───── DATASET EXCERPTS

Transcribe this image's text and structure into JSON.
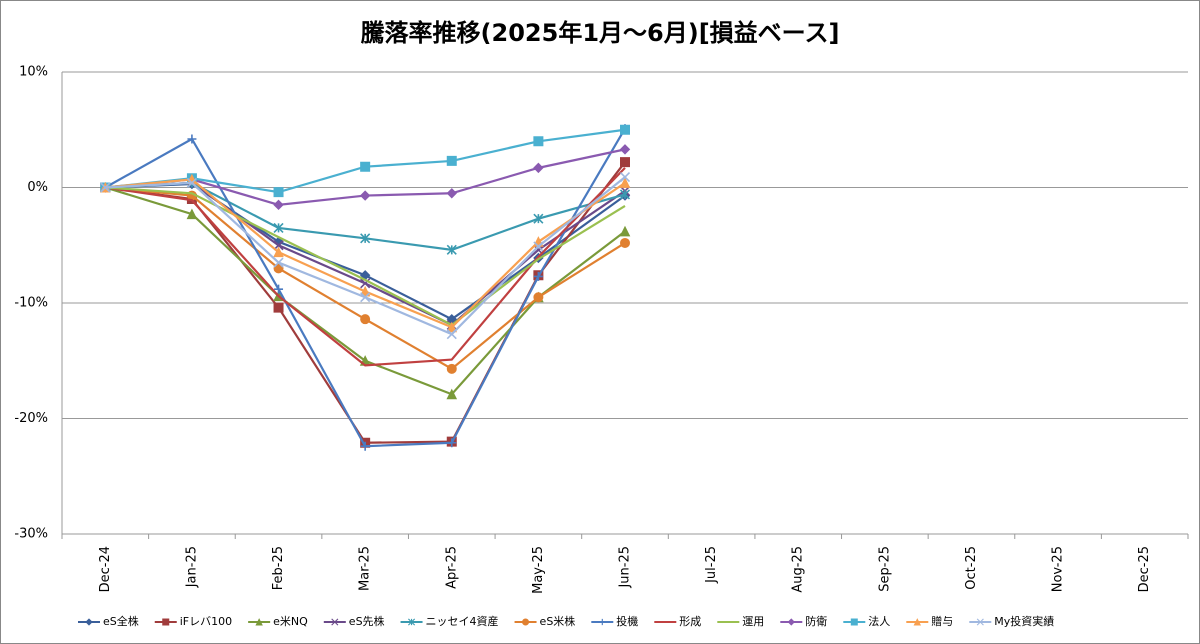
{
  "chart_data": {
    "type": "line",
    "title": "騰落率推移(2025年1月～6月)[損益ベース]",
    "categories": [
      "Dec-24",
      "Jan-25",
      "Feb-25",
      "Mar-25",
      "Apr-25",
      "May-25",
      "Jun-25",
      "Jul-25",
      "Aug-25",
      "Sep-25",
      "Oct-25",
      "Nov-25",
      "Dec-25"
    ],
    "ylim": [
      -30,
      10
    ],
    "yticks": [
      {
        "value": -30,
        "label": "-30%"
      },
      {
        "value": -20,
        "label": "-20%"
      },
      {
        "value": -10,
        "label": "-10%"
      },
      {
        "value": 0,
        "label": "0%"
      },
      {
        "value": 10,
        "label": "10%"
      }
    ],
    "grid": true,
    "legend": "bottom",
    "series": [
      {
        "name": "eS全株",
        "color": "#3a5f9a",
        "marker": "diamond",
        "values": [
          0,
          0.3,
          -4.7,
          -7.6,
          -11.4,
          -6.1,
          -0.7,
          null,
          null,
          null,
          null,
          null,
          null
        ]
      },
      {
        "name": "iFレバ100",
        "color": "#a03c3c",
        "marker": "square",
        "values": [
          0,
          -1.0,
          -10.4,
          -22.1,
          -22.0,
          -7.6,
          2.2,
          null,
          null,
          null,
          null,
          null,
          null
        ]
      },
      {
        "name": "e米NQ",
        "color": "#7a9a3a",
        "marker": "triangle",
        "values": [
          0,
          -2.3,
          -9.4,
          -15.0,
          -17.9,
          -9.5,
          -3.8,
          null,
          null,
          null,
          null,
          null,
          null
        ]
      },
      {
        "name": "eS先株",
        "color": "#6a4a8a",
        "marker": "x",
        "values": [
          0,
          0.4,
          -5.0,
          -8.3,
          -11.9,
          -5.4,
          -0.3,
          null,
          null,
          null,
          null,
          null,
          null
        ]
      },
      {
        "name": "ニッセイ4資産",
        "color": "#3a9ab0",
        "marker": "star",
        "values": [
          0,
          0.4,
          -3.5,
          -4.4,
          -5.4,
          -2.7,
          -0.6,
          null,
          null,
          null,
          null,
          null,
          null
        ]
      },
      {
        "name": "eS米株",
        "color": "#e08030",
        "marker": "circle",
        "values": [
          0,
          -0.7,
          -7.0,
          -11.4,
          -15.7,
          -9.5,
          -4.8,
          null,
          null,
          null,
          null,
          null,
          null
        ]
      },
      {
        "name": "投機",
        "color": "#4a7ac0",
        "marker": "plus",
        "values": [
          0,
          4.2,
          -8.8,
          -22.4,
          -22.1,
          -7.7,
          5.1,
          null,
          null,
          null,
          null,
          null,
          null
        ]
      },
      {
        "name": "形成",
        "color": "#c04040",
        "marker": "none",
        "values": [
          0,
          -1.1,
          -9.4,
          -15.4,
          -14.9,
          -6.0,
          1.7,
          null,
          null,
          null,
          null,
          null,
          null
        ]
      },
      {
        "name": "運用",
        "color": "#9ac050",
        "marker": "none",
        "values": [
          0,
          -0.5,
          -4.3,
          -8.0,
          -11.9,
          -6.2,
          -1.6,
          null,
          null,
          null,
          null,
          null,
          null
        ]
      },
      {
        "name": "防衛",
        "color": "#8a5ab0",
        "marker": "diamond",
        "values": [
          0,
          0.7,
          -1.5,
          -0.7,
          -0.5,
          1.7,
          3.3,
          null,
          null,
          null,
          null,
          null,
          null
        ]
      },
      {
        "name": "法人",
        "color": "#4ab0d0",
        "marker": "square",
        "values": [
          0,
          0.8,
          -0.4,
          1.8,
          2.3,
          4.0,
          5.0,
          null,
          null,
          null,
          null,
          null,
          null
        ]
      },
      {
        "name": "贈与",
        "color": "#f8a050",
        "marker": "triangle",
        "values": [
          0,
          0.7,
          -5.6,
          -9.0,
          -12.1,
          -4.7,
          0.4,
          null,
          null,
          null,
          null,
          null,
          null
        ]
      },
      {
        "name": "My投資実績",
        "color": "#a0b8e0",
        "marker": "x",
        "values": [
          0,
          0.4,
          -6.5,
          -9.5,
          -12.7,
          -5.1,
          0.9,
          null,
          null,
          null,
          null,
          null,
          null
        ]
      }
    ]
  }
}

──────────

STATED GOAL = Identify all lines in the records above with the word "label".

WRITTEN RESPONSE =
        "label": "-30%"
        "label": "-20%"
        "label": "-10%"
        "label": "0%"
        "label": "10%"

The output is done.